▶ **Exercice écrit A**
Indiquez si chacune des affirmations suivantes concorde avec l'intervention de Clément Beaune, en répondant par oui ou par non et en citant mot pour mot le passage décisif : (i) le Royaume-Uni est membre de l'IEI ; (ii) le Royaume-Uni a souhaité aborder la sécurité et la défense dans la négociation de l'accord ; (iii) le Conseil de sécurité européen proposé serait un lieu de décision.

▶ **Extrait fourni**

Intervention de Clément Beaune

Réunion du mardi 20 octobre 2020 à 18h30
Commission des affaires européennes

Clément Beaune, secrétaire d'État chargé des Affaires européennes :

Sur la question de la défense post- Brexit, il reste des incertitudes non seulement sur l'issue d'un éventuel « deal » et son contenu, mais plus encore sur le monde d'après. Nous aurons clairement intérêt à entretenir un lien étroit, européen et bilatéral avec le Royaume-Uni. Nous n'éviterons toutefois pas, en cas de non-accord, une période d'interrogations. Notre objectif n'est pas de la prolonger.

Même si nous faisons preuve de la plus grande fermeté, le Royaume-Uni restera un voisin, un allié et l'un de nos meilleurs partenaires de sécurité face aux grandes crises et au multilatéralisme international. Nous fêterons, début novembre, les dix ans de Lancaster House. Un sommet bilatéral avec le Royaume-Uni semble s'imposer début 2021, afin d'approfondir les coopérations bilatérales en matière de défense. L'axe bilatéral ne doit pas être le seul canal. Un cadre européen est également nécessaire.

L'Initiative européenne d'intervention (IEI) faisait partie des projets phares du discours de la Sorbonne du Président de la République. Elle réussit à planifier les activités stratégiques. Nous partageons assez spontanément cette culture avec le Royaume-Uni, qui est membre de l'IEI. Nous avons été très fermes, le Royaume-Uni étant un pays tiers, tout en créant des forum de discussion, pas uniquement bilatéraux.

D'autres formats que l'IEI pourraient être imaginés. Le Président avait proposé, en mars 2019, un Conseil de sécurité européen, qui serait un lieu, non de décision, mais de concertation intégrant le Royaume-Uni. À ce jour, le Royaume-Uni n'a pas souhaité aborder les questions de sécurité et de défense dans la négociation de l'accord.

Par ailleurs, pour tenir compte du Brexit et du nouvel environnement stratégique, le Président de la République a fait le choix, avec la chancelière allemande Madame Merkel en 2017, de lancer des coopérations industrielles de défense avec l'Allemagne pour fabriquer les chars et les avions du futur. Nous savions que cette coopération serait très compliquée à mettre en œuvre, car elle renvoie à des cultures stratégiques et des habitudes industrielles différentes, mais nous surmontons les blocages qui se présentent grâce au travail quasi quotidien de Madame Parly et nous réussirons.

Les points d'interrogation restent quand et comment arrimer le Royaume-Uni à la défense et à la sécurité européennes. Le Royaume-Uni devra clarifier ses ambitions stratégiques. Jusqu'à présent, il s'est plutôt montré européen sur ces questions.

En matière climatique, nous devons effectivement combiner une sorte d'exemplarité européenne et disposer d'outils nous permettant de respecter les objectifs. Je partage vos préoccupations. Néanmoins, je pense que les 55 % sont importants. La Commission a réalisé une étude d'impact qui montre qu'ils sont atteignables. Cet objectif général devra être décliné par secteur pour développer les législations et les transitions nécessaires pour l'atteindre.

Je partage votre souhait pragmatique de points de passage. Dans le cadre de la loi Climat, le Parlement européen travaille sur un objectif intermédiaire en 2040, voire des points de passage supplémentaires, afin de ne pas délaisser cette trajectoire pendant vingt ans.

▶ **Lignes à traiter**
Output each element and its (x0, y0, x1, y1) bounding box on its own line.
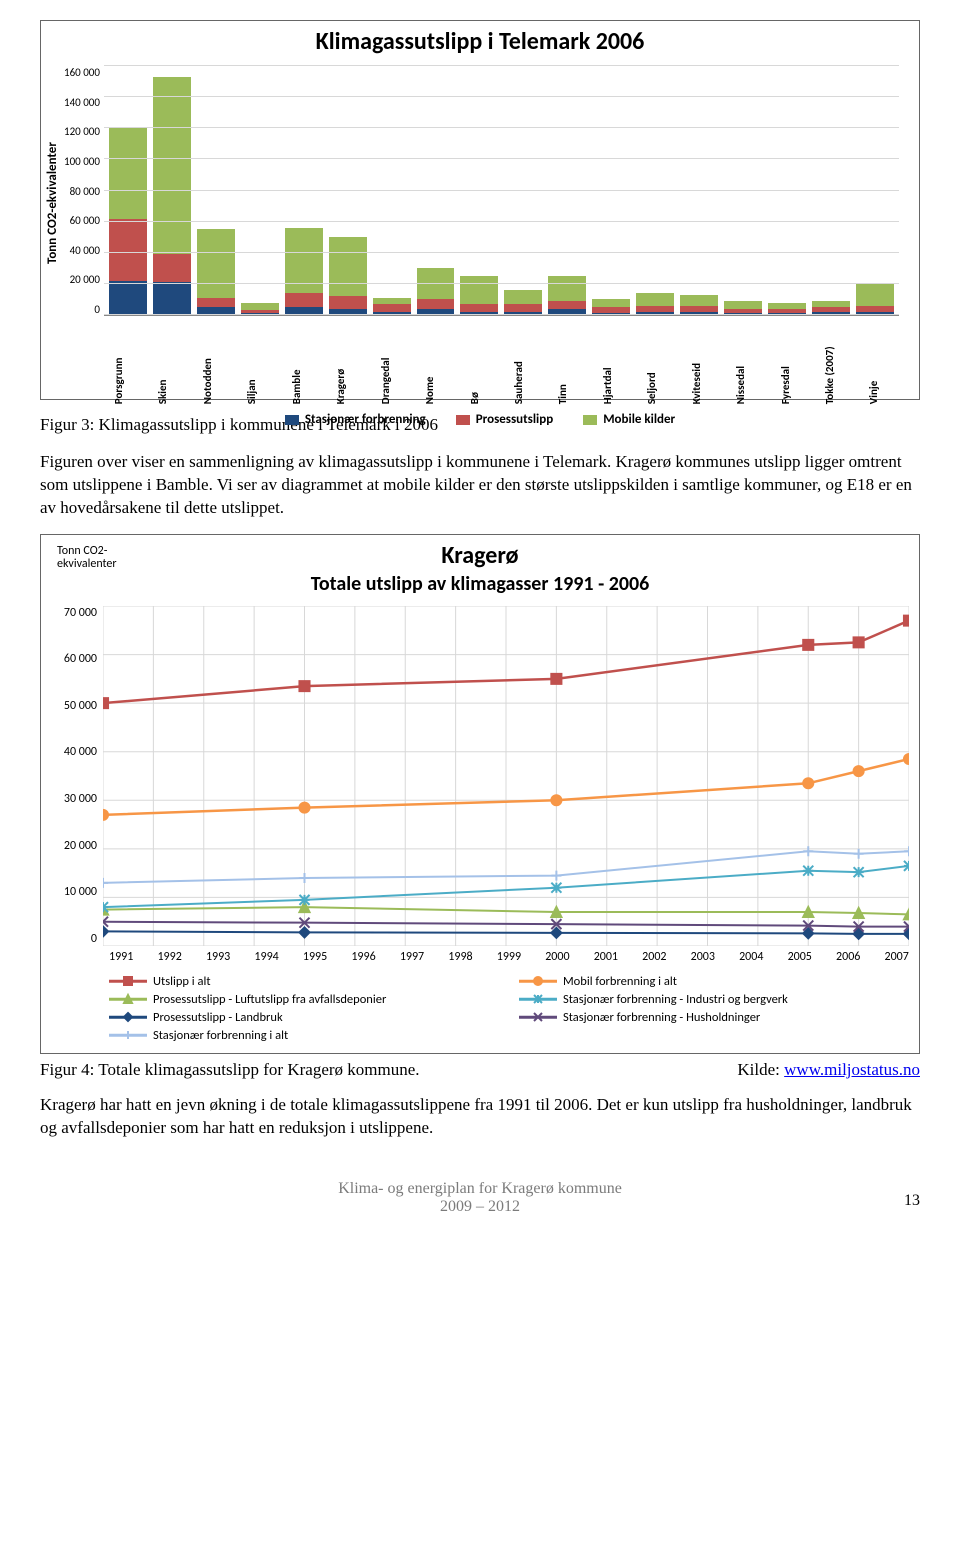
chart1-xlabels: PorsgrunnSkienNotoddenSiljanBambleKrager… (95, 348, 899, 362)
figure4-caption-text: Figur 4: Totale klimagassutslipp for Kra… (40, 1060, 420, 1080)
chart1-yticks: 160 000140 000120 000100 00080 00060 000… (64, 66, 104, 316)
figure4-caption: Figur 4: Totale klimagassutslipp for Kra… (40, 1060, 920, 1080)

▶ **Exercice écrit B**
Restituez à l'identique toutes les lignes du bloc 1, en laissant les images de côté.

▶ **Réponse A**
(i) Oui : « le Royaume-Uni, qui est membre de l'IEI ».
(ii) Non : « À ce jour, le Royaume-Uni n'a pas souhaité aborder les questions de sécurité et de défense dans la négociation de l'accord ».
(iii) Non : « un lieu, non de décision, mais de concertation intégrant le Royaume-Uni ».

▶ **Réponse B**
Output each element and its (x0, y0, x1, y1) bounding box on its own line.
chart1-xlabels: PorsgrunnSkienNotoddenSiljanBambleKrager… (95, 348, 899, 362)
figure4-caption-text: Figur 4: Totale klimagassutslipp for Kra… (40, 1060, 420, 1080)
chart1-yticks: 160 000140 000120 000100 00080 00060 000… (64, 66, 104, 316)
figure4-caption: Figur 4: Totale klimagassutslipp for Kra… (40, 1060, 920, 1080)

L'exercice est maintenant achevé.